▼

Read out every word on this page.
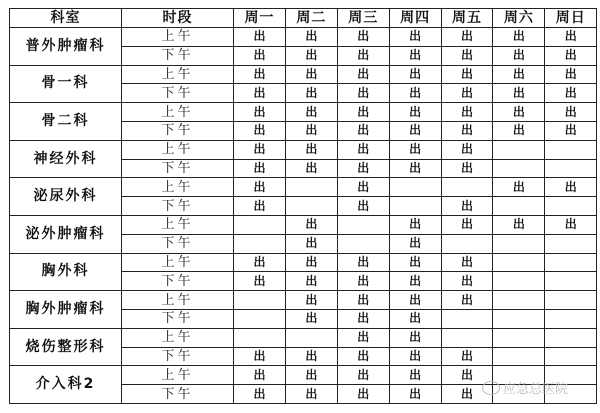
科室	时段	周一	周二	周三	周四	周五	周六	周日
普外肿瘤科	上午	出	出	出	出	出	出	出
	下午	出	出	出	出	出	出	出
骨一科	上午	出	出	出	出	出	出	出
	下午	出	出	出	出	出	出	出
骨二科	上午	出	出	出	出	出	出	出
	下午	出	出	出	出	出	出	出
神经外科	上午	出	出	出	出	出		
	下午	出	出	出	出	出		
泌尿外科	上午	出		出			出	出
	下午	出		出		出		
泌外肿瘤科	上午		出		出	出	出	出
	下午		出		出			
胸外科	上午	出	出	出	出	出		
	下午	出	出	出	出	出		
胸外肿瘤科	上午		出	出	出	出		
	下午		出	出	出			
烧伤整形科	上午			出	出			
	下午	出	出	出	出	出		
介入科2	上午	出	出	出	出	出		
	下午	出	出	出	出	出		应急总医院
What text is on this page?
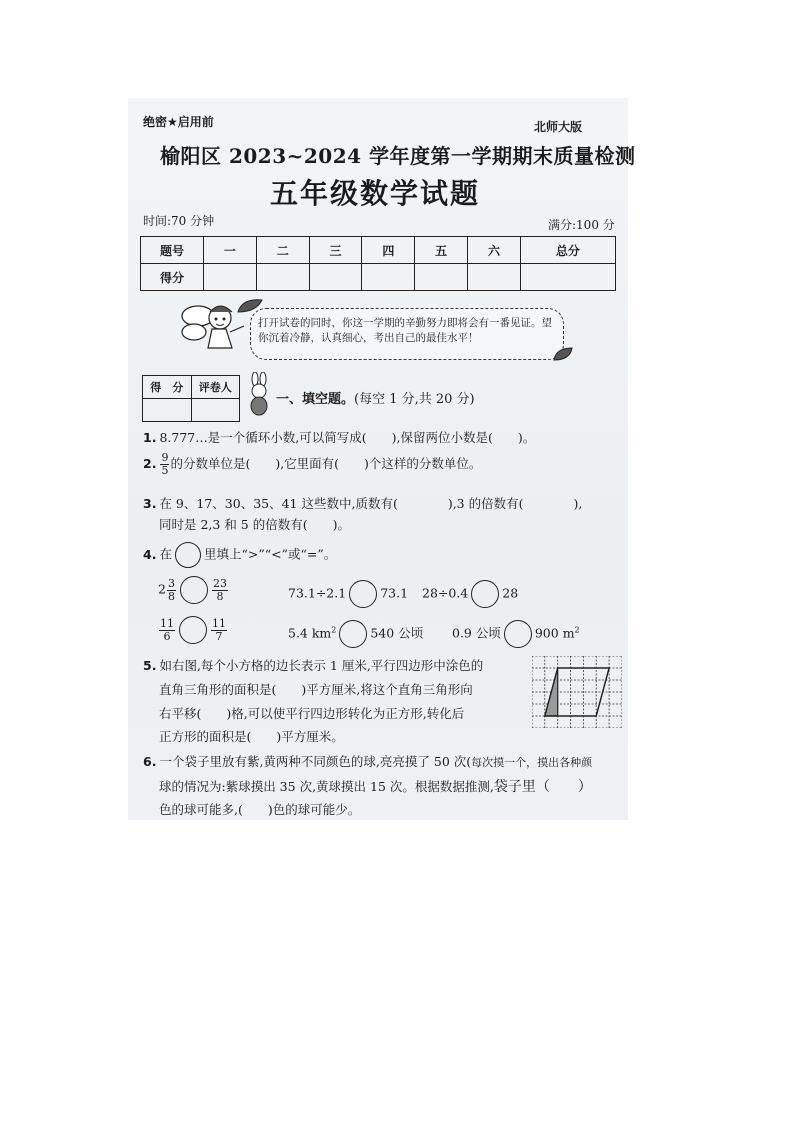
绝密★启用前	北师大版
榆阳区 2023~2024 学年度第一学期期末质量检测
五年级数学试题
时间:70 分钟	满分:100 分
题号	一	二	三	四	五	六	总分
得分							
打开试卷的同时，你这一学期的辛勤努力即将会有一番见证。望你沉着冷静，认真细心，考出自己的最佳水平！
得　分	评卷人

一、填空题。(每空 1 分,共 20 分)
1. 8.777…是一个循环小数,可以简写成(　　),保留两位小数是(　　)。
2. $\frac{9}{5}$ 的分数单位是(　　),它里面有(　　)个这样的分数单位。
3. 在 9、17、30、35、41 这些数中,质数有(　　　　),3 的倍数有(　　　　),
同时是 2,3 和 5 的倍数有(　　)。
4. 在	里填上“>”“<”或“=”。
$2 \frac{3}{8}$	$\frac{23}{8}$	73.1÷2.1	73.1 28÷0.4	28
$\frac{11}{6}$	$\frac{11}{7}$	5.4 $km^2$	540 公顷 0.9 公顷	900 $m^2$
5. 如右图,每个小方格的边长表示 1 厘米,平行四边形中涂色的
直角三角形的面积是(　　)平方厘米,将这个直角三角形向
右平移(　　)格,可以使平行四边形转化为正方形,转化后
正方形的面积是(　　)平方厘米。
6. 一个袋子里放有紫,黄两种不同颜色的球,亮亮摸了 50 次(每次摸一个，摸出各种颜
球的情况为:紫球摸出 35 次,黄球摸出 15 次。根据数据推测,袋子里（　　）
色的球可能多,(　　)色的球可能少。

▲
▼

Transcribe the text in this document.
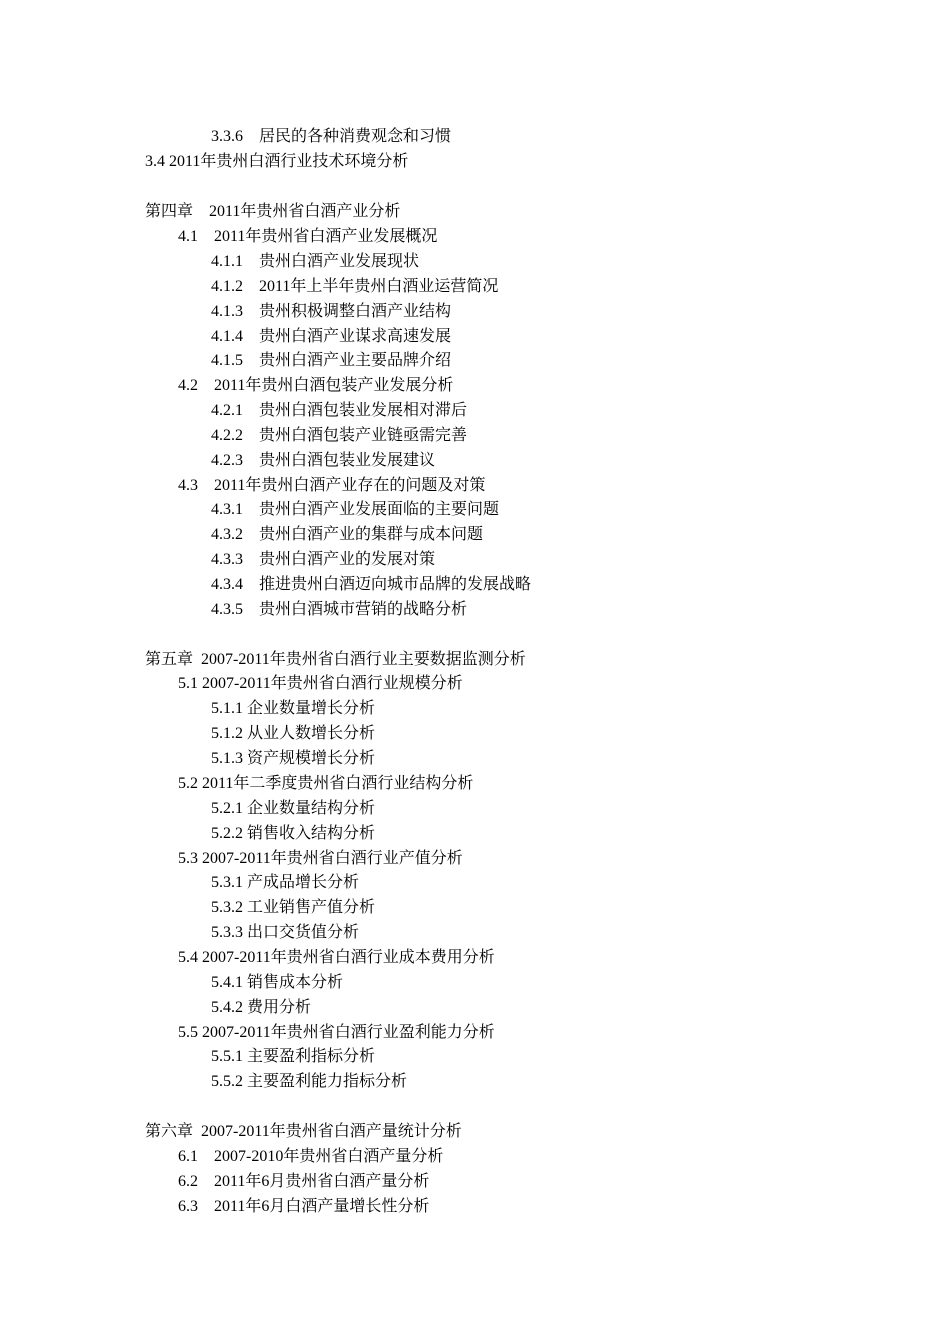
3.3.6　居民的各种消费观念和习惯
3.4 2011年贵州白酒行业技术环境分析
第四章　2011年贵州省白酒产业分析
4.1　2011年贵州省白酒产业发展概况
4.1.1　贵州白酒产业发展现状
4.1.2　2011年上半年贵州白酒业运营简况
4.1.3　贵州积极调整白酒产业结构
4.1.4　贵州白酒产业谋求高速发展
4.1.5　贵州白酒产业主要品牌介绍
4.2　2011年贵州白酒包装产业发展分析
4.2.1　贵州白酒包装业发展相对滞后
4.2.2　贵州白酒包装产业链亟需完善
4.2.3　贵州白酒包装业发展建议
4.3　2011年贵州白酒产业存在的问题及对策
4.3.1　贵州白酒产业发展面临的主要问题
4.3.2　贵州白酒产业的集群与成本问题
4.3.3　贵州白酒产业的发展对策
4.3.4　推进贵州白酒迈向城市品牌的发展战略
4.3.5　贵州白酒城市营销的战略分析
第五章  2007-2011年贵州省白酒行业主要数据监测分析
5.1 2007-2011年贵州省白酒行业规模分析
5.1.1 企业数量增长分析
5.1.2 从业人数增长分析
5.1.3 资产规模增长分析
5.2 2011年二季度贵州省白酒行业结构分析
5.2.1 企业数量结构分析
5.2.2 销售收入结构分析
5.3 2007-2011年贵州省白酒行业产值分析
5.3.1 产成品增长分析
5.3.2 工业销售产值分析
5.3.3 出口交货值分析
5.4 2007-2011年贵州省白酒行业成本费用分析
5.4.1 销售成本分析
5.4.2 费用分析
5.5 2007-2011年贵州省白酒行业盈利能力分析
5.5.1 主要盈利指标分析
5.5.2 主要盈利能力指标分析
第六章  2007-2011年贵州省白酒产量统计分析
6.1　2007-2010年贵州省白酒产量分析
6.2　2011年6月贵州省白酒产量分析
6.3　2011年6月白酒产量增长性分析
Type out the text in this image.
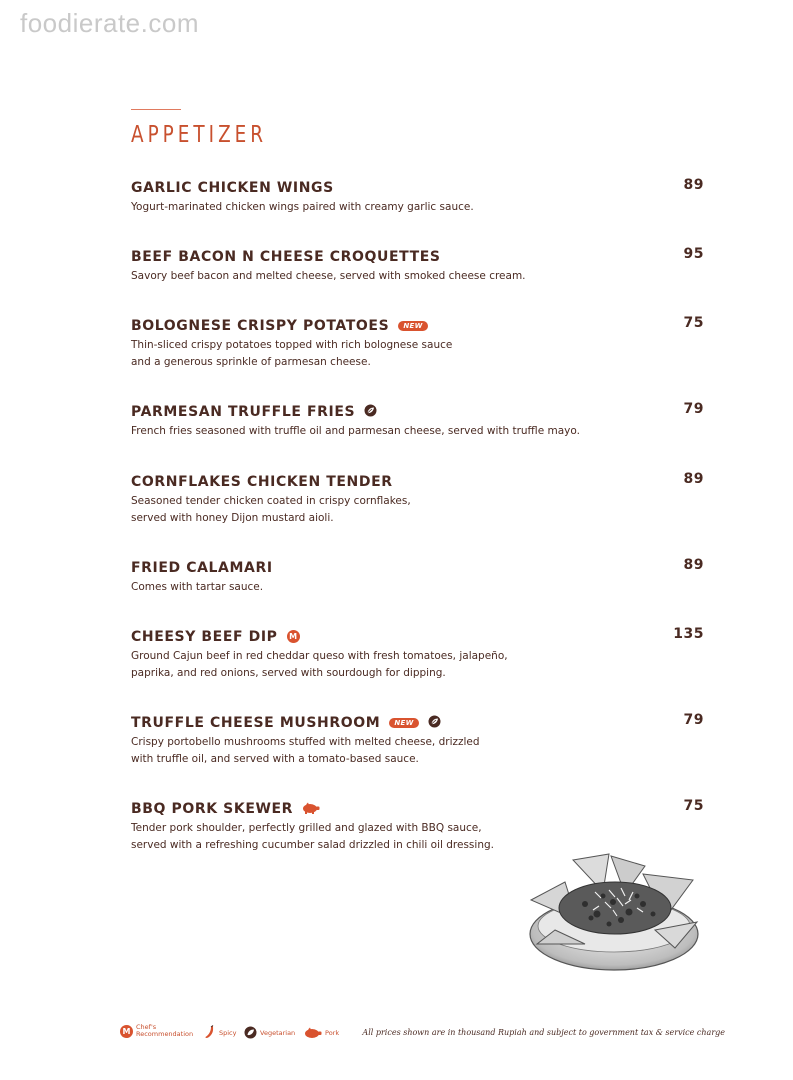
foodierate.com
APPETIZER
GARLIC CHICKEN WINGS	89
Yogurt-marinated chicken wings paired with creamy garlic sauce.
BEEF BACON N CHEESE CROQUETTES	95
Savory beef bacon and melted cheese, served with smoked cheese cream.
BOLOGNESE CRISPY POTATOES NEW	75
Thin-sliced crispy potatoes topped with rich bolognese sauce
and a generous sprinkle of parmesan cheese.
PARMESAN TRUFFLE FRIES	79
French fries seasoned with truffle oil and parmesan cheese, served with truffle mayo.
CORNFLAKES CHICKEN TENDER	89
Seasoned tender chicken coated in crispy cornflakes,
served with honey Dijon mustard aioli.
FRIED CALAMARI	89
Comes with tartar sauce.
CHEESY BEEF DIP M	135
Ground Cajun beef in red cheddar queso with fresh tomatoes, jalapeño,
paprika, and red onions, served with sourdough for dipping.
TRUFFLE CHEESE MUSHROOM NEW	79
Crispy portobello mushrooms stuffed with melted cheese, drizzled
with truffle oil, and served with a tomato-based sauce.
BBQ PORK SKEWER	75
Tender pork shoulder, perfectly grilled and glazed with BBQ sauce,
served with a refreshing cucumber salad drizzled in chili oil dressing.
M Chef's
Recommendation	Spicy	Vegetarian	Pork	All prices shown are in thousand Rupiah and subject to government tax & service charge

▲
▼

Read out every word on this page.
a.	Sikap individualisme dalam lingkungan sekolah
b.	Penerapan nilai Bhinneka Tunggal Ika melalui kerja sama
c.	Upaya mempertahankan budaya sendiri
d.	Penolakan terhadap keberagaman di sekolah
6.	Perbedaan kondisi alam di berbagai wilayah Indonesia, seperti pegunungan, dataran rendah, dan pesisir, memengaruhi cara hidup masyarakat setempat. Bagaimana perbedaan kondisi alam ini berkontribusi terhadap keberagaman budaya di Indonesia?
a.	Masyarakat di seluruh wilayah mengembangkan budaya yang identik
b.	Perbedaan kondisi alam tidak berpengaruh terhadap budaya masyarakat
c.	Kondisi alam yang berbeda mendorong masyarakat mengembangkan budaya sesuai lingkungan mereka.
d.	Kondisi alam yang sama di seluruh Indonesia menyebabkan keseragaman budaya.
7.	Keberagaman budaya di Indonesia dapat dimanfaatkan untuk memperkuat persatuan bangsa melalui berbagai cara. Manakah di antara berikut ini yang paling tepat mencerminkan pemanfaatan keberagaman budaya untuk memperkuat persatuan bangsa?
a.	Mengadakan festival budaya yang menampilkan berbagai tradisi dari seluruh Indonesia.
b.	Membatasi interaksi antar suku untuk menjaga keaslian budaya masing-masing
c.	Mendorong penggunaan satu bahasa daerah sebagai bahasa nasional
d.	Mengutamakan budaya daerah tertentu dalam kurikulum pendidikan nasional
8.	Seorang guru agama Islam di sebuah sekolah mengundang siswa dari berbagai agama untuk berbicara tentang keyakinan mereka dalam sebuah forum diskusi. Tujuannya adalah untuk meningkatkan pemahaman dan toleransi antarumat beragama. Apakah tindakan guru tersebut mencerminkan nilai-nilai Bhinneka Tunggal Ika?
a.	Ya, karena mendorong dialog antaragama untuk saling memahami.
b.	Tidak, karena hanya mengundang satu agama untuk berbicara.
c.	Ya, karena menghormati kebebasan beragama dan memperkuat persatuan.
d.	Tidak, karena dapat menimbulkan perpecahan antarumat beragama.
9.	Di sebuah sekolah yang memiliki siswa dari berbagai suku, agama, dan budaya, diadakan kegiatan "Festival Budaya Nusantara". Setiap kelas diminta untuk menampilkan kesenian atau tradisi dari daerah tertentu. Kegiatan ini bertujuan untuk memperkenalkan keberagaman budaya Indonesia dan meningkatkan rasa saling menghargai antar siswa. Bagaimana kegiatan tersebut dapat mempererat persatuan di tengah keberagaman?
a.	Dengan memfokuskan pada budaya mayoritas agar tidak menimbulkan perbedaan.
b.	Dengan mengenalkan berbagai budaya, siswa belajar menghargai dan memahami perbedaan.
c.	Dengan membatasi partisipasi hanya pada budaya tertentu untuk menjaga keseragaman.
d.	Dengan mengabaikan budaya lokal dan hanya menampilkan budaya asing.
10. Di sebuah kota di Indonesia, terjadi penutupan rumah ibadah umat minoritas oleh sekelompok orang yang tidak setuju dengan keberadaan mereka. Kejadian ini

▲

> DIRECTIONS FOR THIS TASK
Extract each line holding the word "hanya" from the records.

> RESPONSE TO THIS EXERCISE
b.	Tidak, karena hanya mengundang satu agama untuk berbicara.
c.	Dengan membatasi partisipasi hanya pada budaya tertentu untuk menjaga keseragaman.
d.	Dengan mengabaikan budaya lokal dan hanya menampilkan budaya asing.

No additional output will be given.